_Exercise goal:_ Find each line with the word "আইনৰ" and copy it.

_Material provided:_
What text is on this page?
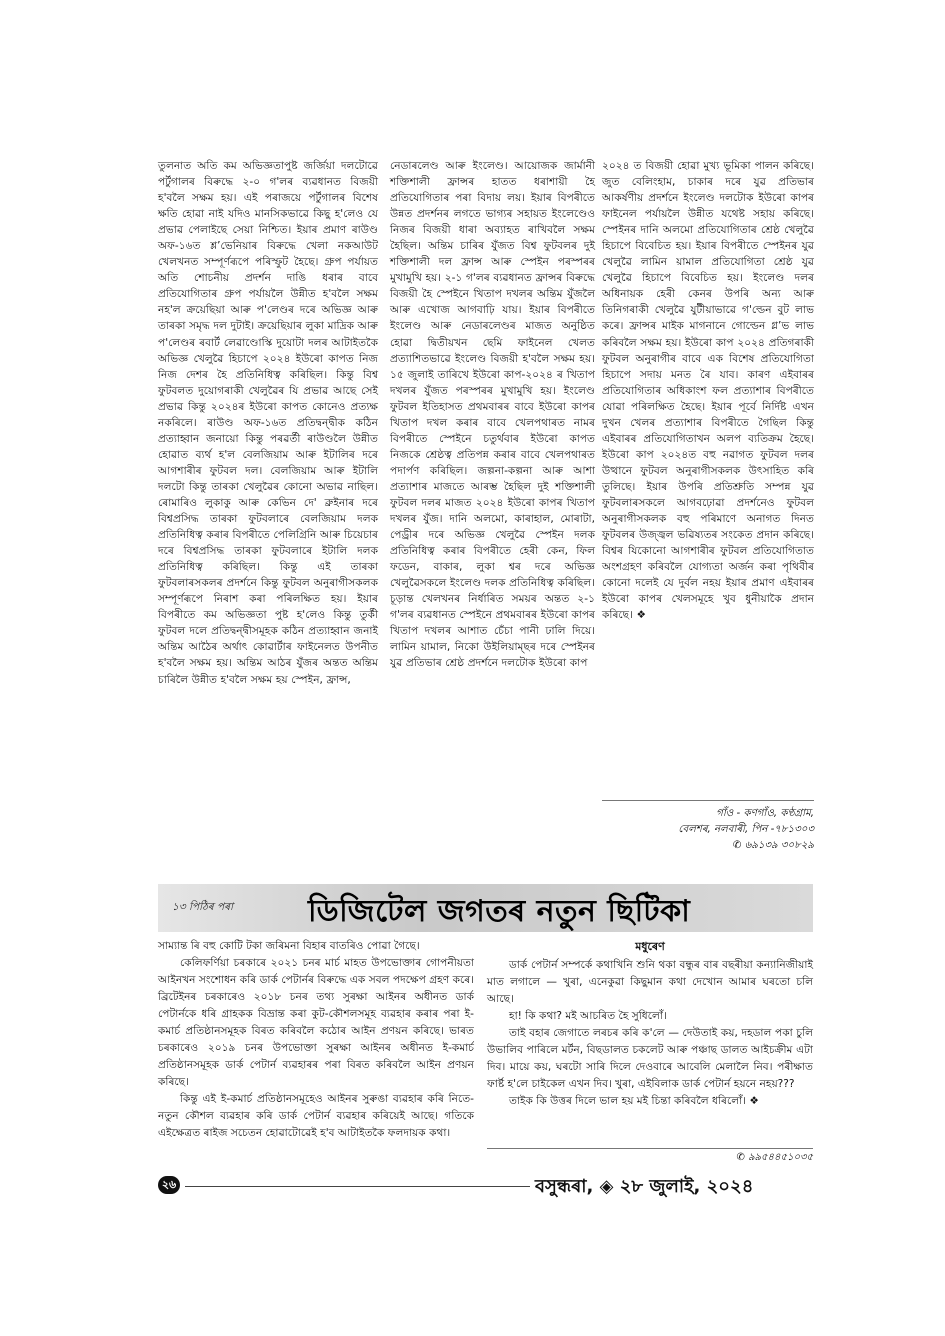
তুলনাত অতি কম অভিজ্ঞতাপুষ্ট জৰ্জিয়া দলটোৱে পৰ্টুগালৰ বিৰুদ্ধে ২-০ গ'লৰ ব্যৱধানত বিজয়ী হ'বলৈ সক্ষম হয়। এই পৰাজয়ে পৰ্টুগালৰ বিশেষ ক্ষতি হোৱা নাই যদিও মানসিকভাৱে কিছু হ'লেও যে প্ৰভাৱ পেলাইছে সেয়া নিশ্চিত। ইয়াৰ প্ৰমাণ ৰাউণ্ড অফ-১৬ত শ্লʼভেনিয়াৰ বিৰুদ্ধে খেলা নকআউট খেলখনত সম্পূৰ্ণৰূপে পৰিস্ফুট হৈছে। গ্ৰুপ পৰ্যায়ত অতি শোচনীয় প্ৰদৰ্শন দাঙি ধৰাৰ বাবে প্ৰতিযোগিতাৰ গ্ৰুপ পৰ্যায়লৈ উন্নীত হ'বলৈ সক্ষম নহ'ল ক্ৰয়েছিয়া আৰু প'লেণ্ডৰ দৰে অভিজ্ঞ আৰু তাৰকা সমৃদ্ধ দল দুটাই। ক্ৰয়েছিয়াৰ লুকা মাদ্ৰিক আৰু প'লেণ্ডৰ ৰবাৰ্ট লেৱাণ্ডোস্কি দুয়োটা দলৰ আটাইতকৈ অভিজ্ঞ খেলুৱৈ হিচাপে ২০২৪ ইউৰো কাপত নিজ নিজ দেশৰ হৈ প্ৰতিনিধিত্ব কৰিছিল। কিন্তু বিশ্ব ফুটবলত দুয়োগৰাকী খেলুৱৈৰ যি প্ৰভাৱ আছে সেই প্ৰভাৱ কিন্তু ২০২৪ৰ ইউৰো কাপত কোনেও প্ৰত্যক্ষ নকৰিলে। ৰাউণ্ড অফ-১৬ত প্ৰতিদ্বন্দ্বীক কঠিন প্ৰত্যাহ্বান জনায়ো কিন্তু পৰৱৰ্তী ৰাউণ্ডলৈ উন্নীত হোৱাত ব্যৰ্থ হ'ল বেলজিয়াম আৰু ইটালিৰ দৰে আগশাৰীৰ ফুটবল দল। বেলজিয়াম আৰু ইটালি দলটো কিন্তু তাৰকা খেলুৱৈৰ কোনো অভাৱ নাছিল। ৰোমাৰিও লুকাকু আৰু কেভিন দে' ব্ৰুইনাৰ দৰে বিশ্বপ্ৰসিদ্ধ তাৰকা ফুটবলাৰে বেলজিয়াম দলক প্ৰতিনিধিত্ব কৰাৰ বিপৰীতে পেলিগ্ৰিনি আৰু চিয়েচাৰ দৰে বিশ্বপ্ৰসিদ্ধ তাৰকা ফুটবলাৰে ইটালি দলক প্ৰতিনিধিত্ব কৰিছিল। কিন্তু এই তাৰকা ফুটবলাৰসকলৰ প্ৰদৰ্শনে কিন্তু ফুটবল অনুৰাগীসকলক সম্পূৰ্ণৰূপে নিৰাশ কৰা পৰিলক্ষিত হয়। ইয়াৰ বিপৰীতে কম অভিজ্ঞতা পুষ্ট হ'লেও কিন্তু তুৰ্কী ফুটবল দলে প্ৰতিদ্বন্দ্বীসমূহক কঠিন প্ৰত্যাহ্বান জনাই অন্তিম আঠৈৰ অৰ্থাৎ কোৱাৰ্টাৰ ফাইনেলত উপনীত হ'বলৈ সক্ষম হয়। অন্তিম আঠৰ যুঁজৰ অন্তত অন্তিম চাৰিলৈ উন্নীত হ'বলৈ সক্ষম হয় স্পেইন, ফ্ৰান্স,
নেডাৰলেণ্ড আৰু ইংলেণ্ড। আয়োজক জাৰ্মানী শক্তিশালী ফ্ৰান্সৰ হাতত ধৰাশায়ী হৈ প্ৰতিযোগিতাৰ পৰা বিদায় লয়। ইয়াৰ বিপৰীতে উন্নত প্ৰদৰ্শনৰ লগতে ভাগ্যৰ সহায়ত ইংলেণ্ডেও নিজৰ বিজয়ী ধাৰা অব্যাহত ৰাখিবলৈ সক্ষম হৈছিল। অন্তিম চাৰিৰ যুঁজত বিশ্ব ফুটবলৰ দুই শক্তিশালী দল ফ্ৰান্স আৰু স্পেইন পৰস্পৰৰ মুখামুখি হয়। ২-১ গ'লৰ ব্যৱধানত ফ্ৰান্সৰ বিৰুদ্ধে বিজয়ী হৈ স্পেইনে খিতাপ দখলৰ অন্তিম যুঁজলৈ আৰু এখোজ আগবাঢ়ি যায়। ইয়াৰ বিপৰীতে ইংলেণ্ড আৰু নেডাৰলেণ্ডৰ মাজত অনুষ্ঠিত হোৱা দ্বিতীয়খন ছেমি ফাইনেল খেলত প্ৰত্যাশিতভাৱে ইংলেণ্ড বিজয়ী হ'বলৈ সক্ষম হয়। ১৫ জুলাই তাৰিখে ইউৰো কাপ-২০২৪ ৰ খিতাপ দখলৰ যুঁজত পৰস্পৰৰ মুখামুখি হয়। ইংলেণ্ড ফুটবল ইতিহাসত প্ৰথমবাৰৰ বাবে ইউৰো কাপৰ খিতাপ দখল কৰাৰ বাবে খেলপথাৰত নামৰ বিপৰীতে স্পেইনে চতুৰ্থবাৰ ইউৰো কাপত নিজকে শ্ৰেষ্ঠত্ব প্ৰতিপন্ন কৰাৰ বাবে খেলপথাৰত পদাৰ্পণ কৰিছিল। জল্পনা-কল্পনা আৰু আশা প্ৰত্যাশাৰ মাজতে আৰম্ভ হৈছিল দুই শক্তিশালী ফুটবল দলৰ মাজত ২০২৪ ইউৰো কাপৰ খিতাপ দখলৰ যুঁজ। দানি অলমো, কাৰাহাল, মোৰাটা, পেড্ৰীৰ দৰে অভিজ্ঞ খেলুৱৈ স্পেইন দলক প্ৰতিনিধিত্ব কৰাৰ বিপৰীতে হেৰী কেন, ফিল ফডেন, বাকাৰ, লুকা শ্বৰ দৰে অভিজ্ঞ খেলুৱৈসকলে ইংলেণ্ড দলক প্ৰতিনিধিত্ব কৰিছিল। চূড়ান্ত খেলখনৰ নিৰ্ধাৰিত সময়ৰ অন্তত ২-১ গ'লৰ ব্যৱধানত স্পেইনে প্ৰথমবাৰৰ ইউৰো কাপৰ খিতাপ দখলৰ আশাত চেঁচা পানী ঢালি দিয়ে। লামিন য়ামাল, নিকো উইলিয়াম্ছৰ দৰে স্পেইনৰ যুৱ প্ৰতিভাৰ শ্ৰেষ্ঠ প্ৰদৰ্শনে দলটোক ইউৰো কাপ
২০২৪ ত বিজয়ী হোৱা মুখ্য ভূমিকা পালন কৰিছে। জুত বেলিংহাম, চাকাৰ দৰে যুৱ প্ৰতিভাৰ আকৰ্ষণীয় প্ৰদৰ্শনে ইংলেণ্ড দলটোক ইউৰো কাপৰ ফাইনেল পৰ্যায়লৈ উন্নীত যথেষ্ট সহায় কৰিছে। স্পেইনৰ দানি অলমো প্ৰতিযোগিতাৰ শ্ৰেষ্ঠ খেলুৱৈ হিচাপে বিবেচিত হয়। ইয়াৰ বিপৰীতে স্পেইনৰ যুৱ খেলুৱৈ লামিন য়ামাল প্ৰতিযোগিতা শ্ৰেষ্ঠ যুৱ খেলুৱৈ হিচাপে বিবেচিত হয়। ইংলেণ্ড দলৰ অধিনায়ক হেৰী কেনৰ উপৰি অন্য আৰু তিনিগৰাকী খেলুৱৈ যুটীয়াভাৱে গ'ল্ডেন বুট লাভ কৰে। ফ্ৰান্সৰ মাইক মাগনানে গোল্ডেন গ্লʼভ লাভ কৰিবলৈ সক্ষম হয়। ইউৰো কাপ ২০২৪ প্ৰতিগৰাকী ফুটবল অনুৰাগীৰ বাবে এক বিশেষ প্ৰতিযোগিতা হিচাপে সদায় মনত ৰৈ যাব। কাৰণ এইবাৰৰ প্ৰতিযোগিতাৰ অধিকাংশ ফল প্ৰত্যাশাৰ বিপৰীতে যোৱা পৰিলক্ষিত হৈছে। ইয়াৰ পূৰ্বে নিৰ্দিষ্ট এখন দুখন খেলৰ প্ৰত্যাশাৰ বিপৰীতে গৈছিল কিন্তু এইবাৰৰ প্ৰতিযোগিতাখন অলপ ব্যতিক্ৰম হৈছে। ইউৰো কাপ ২০২৪ত বহু নৱাগত ফুটবল দলৰ উত্থানে ফুটবল অনুৰাগীসকলক উৎসাহিত কৰি তুলিছে। ইয়াৰ উপৰি প্ৰতিশ্ৰুতি সম্পন্ন যুৱ ফুটবলাৰসকলে আগবঢ়োৱা প্ৰদৰ্শনেও ফুটবল অনুৰাগীসকলক বহু পৰিমাণে অনাগত দিনত ফুটবলৰ উজ্জ্বল ভৱিষ্যতৰ সংকেত প্ৰদান কৰিছে। বিশ্বৰ যিকোনো আগশাৰীৰ ফুটবল প্ৰতিযোগিতাত অংশগ্ৰহণ কৰিবলৈ যোগ্যতা অৰ্জন কৰা পৃথিবীৰ কোনো দলেই যে দুৰ্বল নহয় ইয়াৰ প্ৰমাণ এইবাৰৰ ইউৰো কাপৰ খেলসমূহে খুব ধুনীয়াকৈ প্ৰদান কৰিছে। ❖
গাঁও - কণগাঁও, কণ্ঠগ্ৰাম,
বেলশৰ, নলবাৰী, পিন -৭৮১৩০৩
✆ ৬৯১৩৯ ৩০৮২৯
১৩ পিঠিৰ পৰা ডিজিটেল জগতৰ নতুন ছিটিকা

সাম্যান্ত ৰি বহু কোটি টকা জৰিমনা বিহাৰ বাতৰিও পোৱা গৈছে।

কেলিফৰ্ণিয়া চৰকাৰে ২০২১ চনৰ মাৰ্চ মাহত উপভোক্তাৰ গোপনীয়তা আইনখন সংশোধন কৰি ডাৰ্ক পেটাৰ্নৰ বিৰুদ্ধে এক সবল পদক্ষেপ গ্ৰহণ কৰে। ব্ৰিটেইনৰ চৰকাৰেও ২০১৮ চনৰ তথ্য সুৰক্ষা আইনৰ অধীনত ডাৰ্ক পেটাৰ্নকে ধৰি গ্ৰাহকক বিভ্ৰান্ত কৰা কুট-কৌশলসমূহ ব্যৱহাৰ কৰাৰ পৰা ই-কমাৰ্চ প্ৰতিষ্ঠানসমূহক বিৰত কৰিবলৈ কঠোৰ আইন প্ৰণয়ন কৰিছে। ভাৰত চৰকাৰেও ২০১৯ চনৰ উপভোক্তা সুৰক্ষা আইনৰ অধীনত ই-কমাৰ্চ প্ৰতিষ্ঠানসমূহক ডাৰ্ক পেটাৰ্ন ব্যৱহাৰৰ পৰা বিৰত কৰিবলৈ আইন প্ৰণয়ন কৰিছে।

কিন্তু এই ই-কমাৰ্চ প্ৰতিষ্ঠানসমূহেও আইনৰ সুৰুঙা ব্যৱহাৰ কৰি নিতে-নতুন কৌশল ব্যৱহাৰ কৰি ডাৰ্ক পেটাৰ্ন ব্যৱহাৰ কৰিয়েই আছে। গতিকে এইক্ষেত্ৰত ৰাইজ সচেতন হোৱাটোৱেই হ'ব আটাইতকৈ ফলদায়ক কথা।

মধুৰেণ

ডাৰ্ক পেটাৰ্ন সম্পৰ্কে কথাখিনি শুনি থকা বন্ধুৰ বাৰ বছৰীয়া কন্যানিজীয়াই মাত লগালে — খুৰা, এনেকুৱা কিছুমান কথা দেখোন আমাৰ ঘৰতো চলি আছে।

হা! কি কথা? মই আচৰিত হৈ সুধিলোঁ।

তাই বহাৰ জেগাতে লৰচৰ কৰি ক'লে — দেউতাই কয়, দহডাল পকা চুলি উভালিব পাৰিলে মৰ্টন, বিছডালত চকলেট আৰু পঞ্চাছ ডালত আইচক্ৰীম এটা দিব। মায়ে কয়, ঘৰটো সাৰি দিলে দেওবাৰে আবেলি মেলালৈ নিব। পৰীক্ষাত ফাৰ্ষ্ট হ'লে চাইকেল এখন দিব। খুৰা, এইবিলাক ডাৰ্ক পেটাৰ্ন হয়নে নহয়???

তাইক কি উত্তৰ দিলে ভাল হয় মই চিন্তা কৰিবলৈ ধৰিলোঁ। ❖

✆ ৯৯৫৪৪৫১০৩৫
২৬	বসুন্ধৰা, ◈ ২৮ জুলাই, ২০২৪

_Solution:_
কেলিফৰ্ণিয়া চৰকাৰে ২০২১ চনৰ মাৰ্চ মাহত উপভোক্তাৰ গোপনীয়তা আইনখন সংশোধন কৰি ডাৰ্ক পেটাৰ্নৰ বিৰুদ্ধে এক সবল পদক্ষেপ গ্ৰহণ কৰে। ব্ৰিটেইনৰ চৰকাৰেও ২০১৮ চনৰ তথ্য সুৰক্ষা আইনৰ অধীনত ডাৰ্ক পেটাৰ্নকে ধৰি গ্ৰাহকক বিভ্ৰান্ত কৰা কুট-কৌশলসমূহ ব্যৱহাৰ কৰাৰ পৰা ই-কমাৰ্চ প্ৰতিষ্ঠানসমূহক বিৰত কৰিবলৈ কঠোৰ আইন প্ৰণয়ন কৰিছে। ভাৰত চৰকাৰেও ২০১৯ চনৰ উপভোক্তা সুৰক্ষা আইনৰ অধীনত ই-কমাৰ্চ প্ৰতিষ্ঠানসমূহক ডাৰ্ক পেটাৰ্ন ব্যৱহাৰৰ পৰা বিৰত কৰিবলৈ আইন প্ৰণয়ন কৰিছে।
কিন্তু এই ই-কমাৰ্চ প্ৰতিষ্ঠানসমূহেও আইনৰ সুৰুঙা ব্যৱহাৰ কৰি নিতে-নতুন কৌশল ব্যৱহাৰ কৰি ডাৰ্ক পেটাৰ্ন ব্যৱহাৰ কৰিয়েই আছে। গতিকে এইক্ষেত্ৰত ৰাইজ সচেতন হোৱাটোৱেই হ'ব আটাইতকৈ ফলদায়ক কথা।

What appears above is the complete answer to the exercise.